REQUIRED WORK:
Retype the whole listing verbatim and keep the pictures out of it.

(Data excerpts)
# # # # #

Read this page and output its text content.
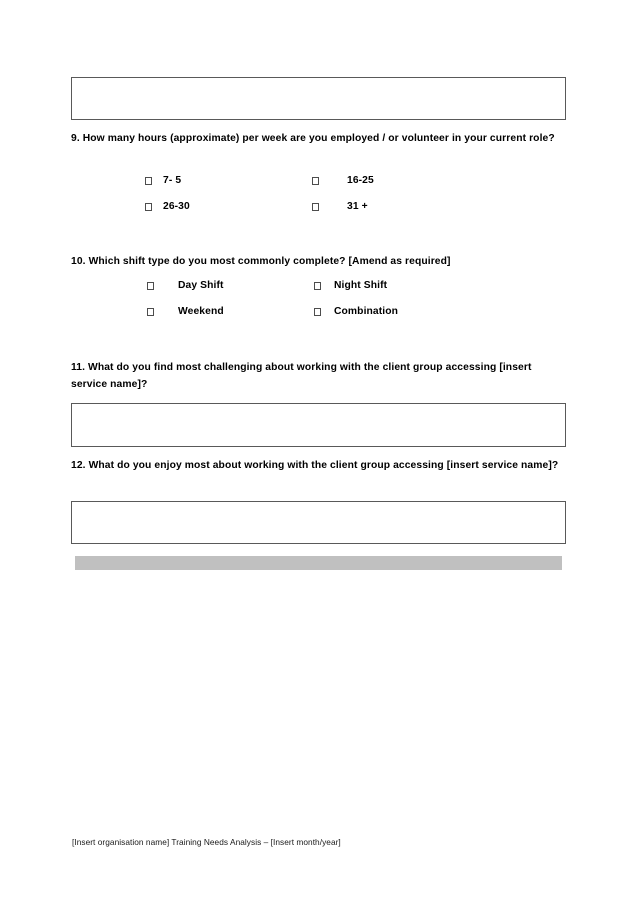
9. How many hours (approximate) per week are you employed / or volunteer in your current role?
7- 5	16-25
26-30	31 +
10. Which shift type do you most commonly complete? [Amend as required]
Day Shift	Night Shift
Weekend	Combination
11. What do you find most challenging about working with the client group accessing [insert service name]?
12. What do you enjoy most about working with the client group accessing [insert service name]?
[Insert organisation name] Training Needs Analysis – [Insert month/year]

# # # # #

SOLUTION BELOW:
Read this page and output its text content.
9. How many hours (approximate) per week are you employed / or volunteer in your current role?
7- 5	16-25
26-30	31 +
10. Which shift type do you most commonly complete? [Amend as required]
Day Shift	Night Shift
Weekend	Combination
11. What do you find most challenging about working with the client group accessing [insert service name]?
12. What do you enjoy most about working with the client group accessing [insert service name]?
[Insert organisation name] Training Needs Analysis – [Insert month/year]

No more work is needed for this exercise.